(GIVEN PROBLEM) Using the records below, quote only the span that opens with the line containing "Transcribe this chart's" and closes with the line containing "Extract the structured", exactly and inclusively.

* Begin SUPPLIED DATA *

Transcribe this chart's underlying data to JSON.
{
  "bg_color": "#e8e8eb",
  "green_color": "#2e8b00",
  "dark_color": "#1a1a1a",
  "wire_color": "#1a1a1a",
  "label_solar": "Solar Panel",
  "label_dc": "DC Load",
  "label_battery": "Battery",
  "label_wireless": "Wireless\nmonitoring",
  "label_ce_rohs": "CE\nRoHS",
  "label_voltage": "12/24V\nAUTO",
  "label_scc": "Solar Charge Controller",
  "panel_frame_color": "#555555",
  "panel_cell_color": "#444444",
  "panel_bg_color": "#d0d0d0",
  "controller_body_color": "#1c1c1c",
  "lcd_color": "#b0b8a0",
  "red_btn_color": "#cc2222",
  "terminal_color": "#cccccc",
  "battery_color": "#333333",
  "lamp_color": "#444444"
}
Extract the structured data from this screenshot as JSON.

* End SUPPLIED DATA *
* Begin SUPPLIED DATA *

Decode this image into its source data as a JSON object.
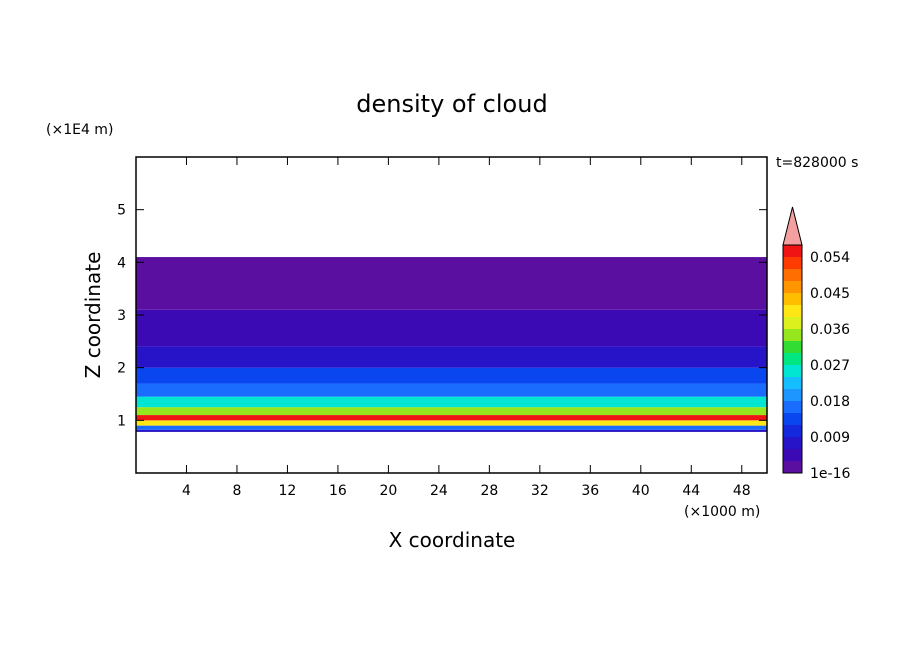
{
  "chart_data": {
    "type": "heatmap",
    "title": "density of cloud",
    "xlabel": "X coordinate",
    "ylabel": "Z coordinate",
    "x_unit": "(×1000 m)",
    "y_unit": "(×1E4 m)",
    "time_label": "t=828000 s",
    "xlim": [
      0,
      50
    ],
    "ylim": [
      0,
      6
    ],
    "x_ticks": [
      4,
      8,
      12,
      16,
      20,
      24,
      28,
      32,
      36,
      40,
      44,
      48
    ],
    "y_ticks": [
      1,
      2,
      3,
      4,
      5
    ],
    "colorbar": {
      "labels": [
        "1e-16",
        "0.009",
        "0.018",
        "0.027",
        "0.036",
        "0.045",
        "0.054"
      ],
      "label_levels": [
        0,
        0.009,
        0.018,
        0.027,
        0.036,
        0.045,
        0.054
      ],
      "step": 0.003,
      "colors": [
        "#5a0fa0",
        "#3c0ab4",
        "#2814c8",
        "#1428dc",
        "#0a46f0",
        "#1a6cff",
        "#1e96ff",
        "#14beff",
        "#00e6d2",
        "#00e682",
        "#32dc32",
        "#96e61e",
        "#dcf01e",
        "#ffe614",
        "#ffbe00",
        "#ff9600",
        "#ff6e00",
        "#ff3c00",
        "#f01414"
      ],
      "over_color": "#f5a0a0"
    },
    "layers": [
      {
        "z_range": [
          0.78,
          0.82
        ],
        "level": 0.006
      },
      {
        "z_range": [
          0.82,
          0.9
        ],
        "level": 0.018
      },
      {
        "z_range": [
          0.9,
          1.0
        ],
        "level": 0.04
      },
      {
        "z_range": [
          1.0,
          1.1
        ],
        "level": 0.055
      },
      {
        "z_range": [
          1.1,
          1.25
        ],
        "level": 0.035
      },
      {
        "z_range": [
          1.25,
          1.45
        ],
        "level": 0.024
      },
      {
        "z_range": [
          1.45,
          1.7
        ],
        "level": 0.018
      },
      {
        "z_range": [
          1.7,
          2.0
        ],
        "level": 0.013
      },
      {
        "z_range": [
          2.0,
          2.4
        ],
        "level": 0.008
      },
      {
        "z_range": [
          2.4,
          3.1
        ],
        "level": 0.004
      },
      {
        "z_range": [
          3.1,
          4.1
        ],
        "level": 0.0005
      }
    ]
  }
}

* End SUPPLIED DATA *
* Begin SUPPLIED DATA *

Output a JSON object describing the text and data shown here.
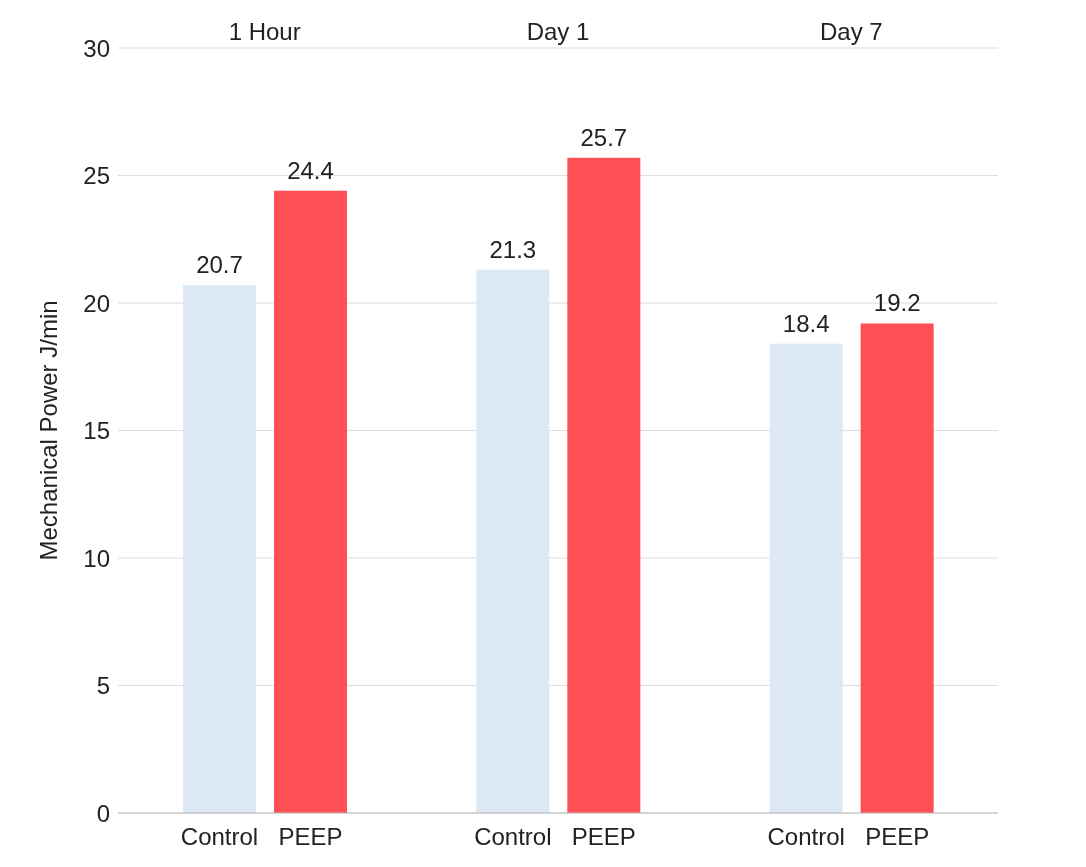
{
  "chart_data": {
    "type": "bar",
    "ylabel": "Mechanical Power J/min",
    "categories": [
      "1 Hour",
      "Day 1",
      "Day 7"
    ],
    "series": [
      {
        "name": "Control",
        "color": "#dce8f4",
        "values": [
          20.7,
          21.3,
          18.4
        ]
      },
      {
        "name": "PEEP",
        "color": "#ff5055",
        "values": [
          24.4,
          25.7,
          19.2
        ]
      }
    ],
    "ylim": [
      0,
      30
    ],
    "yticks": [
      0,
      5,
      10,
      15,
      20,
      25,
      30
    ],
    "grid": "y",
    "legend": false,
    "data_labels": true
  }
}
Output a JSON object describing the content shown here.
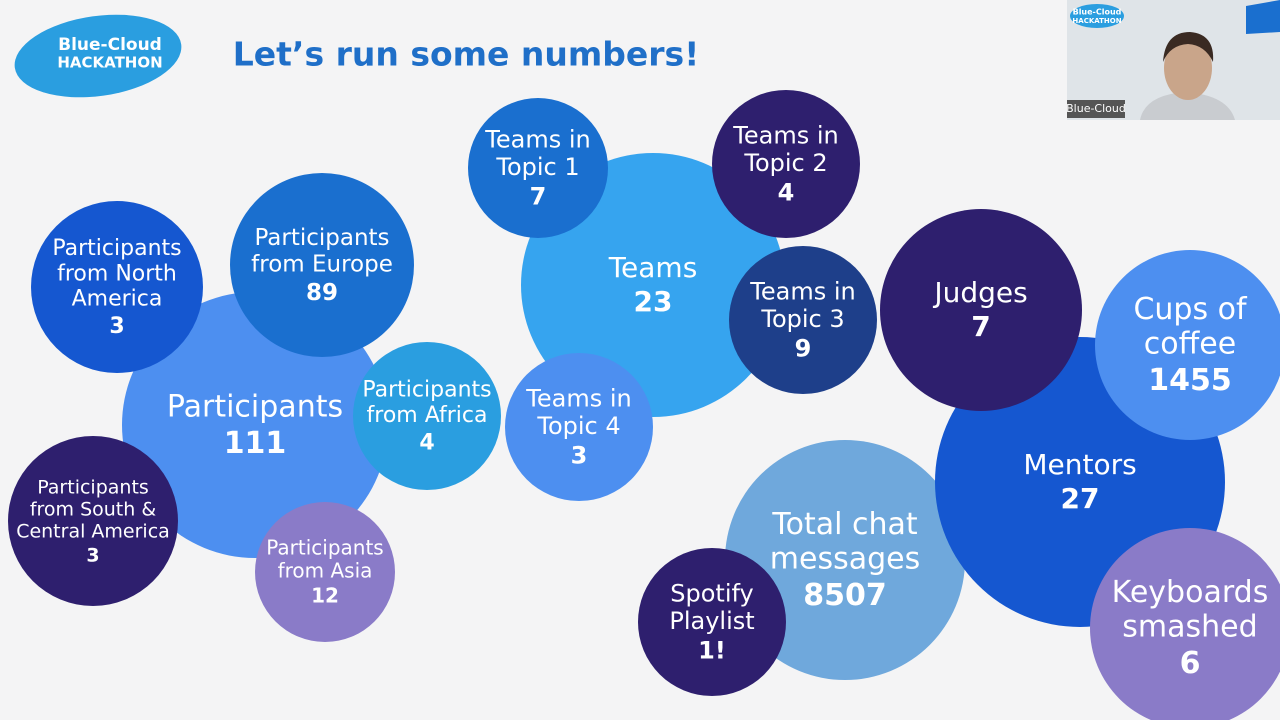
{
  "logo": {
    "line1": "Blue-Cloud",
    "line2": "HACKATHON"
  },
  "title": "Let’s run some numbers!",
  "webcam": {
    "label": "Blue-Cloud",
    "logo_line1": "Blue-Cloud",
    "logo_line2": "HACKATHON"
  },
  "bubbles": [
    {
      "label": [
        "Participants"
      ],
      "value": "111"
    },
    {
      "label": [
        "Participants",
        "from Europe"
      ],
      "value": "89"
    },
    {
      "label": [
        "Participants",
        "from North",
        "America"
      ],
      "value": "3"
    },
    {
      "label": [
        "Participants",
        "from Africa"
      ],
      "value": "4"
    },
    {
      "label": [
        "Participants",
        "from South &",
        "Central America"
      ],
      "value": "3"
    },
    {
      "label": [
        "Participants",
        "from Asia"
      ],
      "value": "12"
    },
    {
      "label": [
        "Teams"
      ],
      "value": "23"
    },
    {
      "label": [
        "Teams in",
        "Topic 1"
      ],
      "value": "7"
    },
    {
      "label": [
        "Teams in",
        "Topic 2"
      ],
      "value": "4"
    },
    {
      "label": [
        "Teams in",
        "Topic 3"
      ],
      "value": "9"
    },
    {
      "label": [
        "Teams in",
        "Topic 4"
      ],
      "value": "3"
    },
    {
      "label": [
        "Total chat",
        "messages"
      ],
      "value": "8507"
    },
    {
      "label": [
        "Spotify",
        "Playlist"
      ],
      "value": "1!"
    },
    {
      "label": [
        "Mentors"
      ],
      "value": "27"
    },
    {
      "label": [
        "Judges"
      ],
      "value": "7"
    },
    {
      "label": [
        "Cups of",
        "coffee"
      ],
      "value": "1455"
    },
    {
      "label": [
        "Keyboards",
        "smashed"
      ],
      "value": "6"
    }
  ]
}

* End SUPPLIED DATA *

(TASK OUTPUT)
Transcribe this chart's underlying data to JSON.
{
  "bg_color": "#e8e8eb",
  "green_color": "#2e8b00",
  "dark_color": "#1a1a1a",
  "wire_color": "#1a1a1a",
  "label_solar": "Solar Panel",
  "label_dc": "DC Load",
  "label_battery": "Battery",
  "label_wireless": "Wireless\nmonitoring",
  "label_ce_rohs": "CE\nRoHS",
  "label_voltage": "12/24V\nAUTO",
  "label_scc": "Solar Charge Controller",
  "panel_frame_color": "#555555",
  "panel_cell_color": "#444444",
  "panel_bg_color": "#d0d0d0",
  "controller_body_color": "#1c1c1c",
  "lcd_color": "#b0b8a0",
  "red_btn_color": "#cc2222",
  "terminal_color": "#cccccc",
  "battery_color": "#333333",
  "lamp_color": "#444444"
}
Extract the structured data from this screenshot as JSON.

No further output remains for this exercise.